== TAREFA A EXECUTAR ==
Indique se cada afirmação abaixo está de acordo com o texto sobre a linotipo, respondendo sim ou não e citando literalmente o trecho que decide: (a) a linotipo foi criada em 1886; (b) o Correio da Manhã funcionava na Rua Visconde de Rio Branco; (c) os linotipistas tomavam copos de leite para combater a intoxicação.

A linotipo reverenciada (muito antes de Spielberg)

Leda, Lígia Maria, Carmen, Esmeraldo e Reginaldo, turma da ECO/UFRJ, no Correio da Manhã, em 1970.
A linotipo era atração. 


O Correio registrou a visita. 

por José Esmeraldo Gonçalves

No filme The Post, o diretor Steven Spielberg vai buscar a linotipo no remoto passado gráfico e a apresenta às novas gerações de jornalistas.

Roberto Muggiati, ex-diretor da Manchete, já escreveu neste blog sobre as Mergenthaler que derretiam chumbo para compor linhas de texto nas redações. Isso até os anos 1970. Arnaldo Bloch, no Globo, também destacou do filme a "participação" da linotipo, "aquela máquina complicadíssima", que apropriadamente escreveu a quente uma das páginas mais tórridas do jornalismo: a cobertura do Caso Watergate, que custou a cabeça de Nixon.

A máquina histórica criada em 1886 revolucionou a imprensa, mas era mesmo muito estranha. Não ganharia qualquer prêmio de designer. No visual, era um misto de monumento à Revolução Industrial e monstro pré-histórico. Se Ottman Mergenthale não a tivesse inventado, o Professor Pardal o faria.

Pra início de conversa, quando o linotipista acionava um teclado semelhante ao de uma máquina de escrever, a geringonça  barulhenta deslocava magazines ou matrizes de metal com as letras ou caracteres correspondentes. E, ao mesmo tempo, ligava uma caldeira que derretia barras de chumbo. O material fervente escorria por canaletas até preencher as formas enfileiradas e compor linhas inteiras de textos preparadas para montagem e, em seguida, impressão.

Em 1970, eu era aluno da Escola de Comunicação da UFRJ, a ECO, então instalada na Rua Visconde de Rio Branco, esquina com Praça da República, no Centro do Rio. O velho prédio permanece em pé, ainda, mas quase em ruínas. Ali perto, na Rua Gomes Freire, funcionava o Correio da Manhã. O nosso grupo de estudos - Leda, Lígia Maria, Carmem, eu e Reginaldo - foi encarregado de fazer uma pesquisa sobre processos de composição e impressão e o Correio foi a primeira redação que visitamos. Entre outras etapas, acompanhamos uma linotipo em ação. Esquisita mas engenhosa, a máquina gerava um calor intenso e espalhava vapores de chumbo ao redor. Os linotipistas tomavam regularmente copos de leite para combater a intoxicação. Talvez por falta de notícia, o jornal registrou nosso encontro com a linotipo em foto e texto no qual virei "Esmeraldino". Vá lá, melhor do que ser Mergenthaler.

== SEÇÃO DE DADOS ==
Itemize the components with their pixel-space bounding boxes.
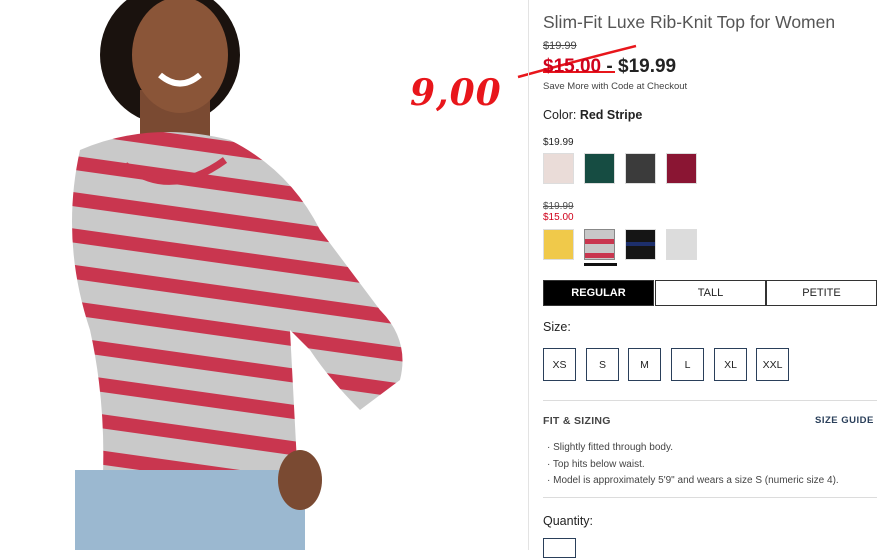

== RESULTADO ==
(a) Sim: "A máquina histórica criada em 1886 revolucionou a imprensa"
(b) Não: "Ali perto, na Rua Gomes Freire, funcionava o Correio da Manhã."
(c) Sim: "Os linotipistas tomavam regularmente copos de leite para combater a intoxicação."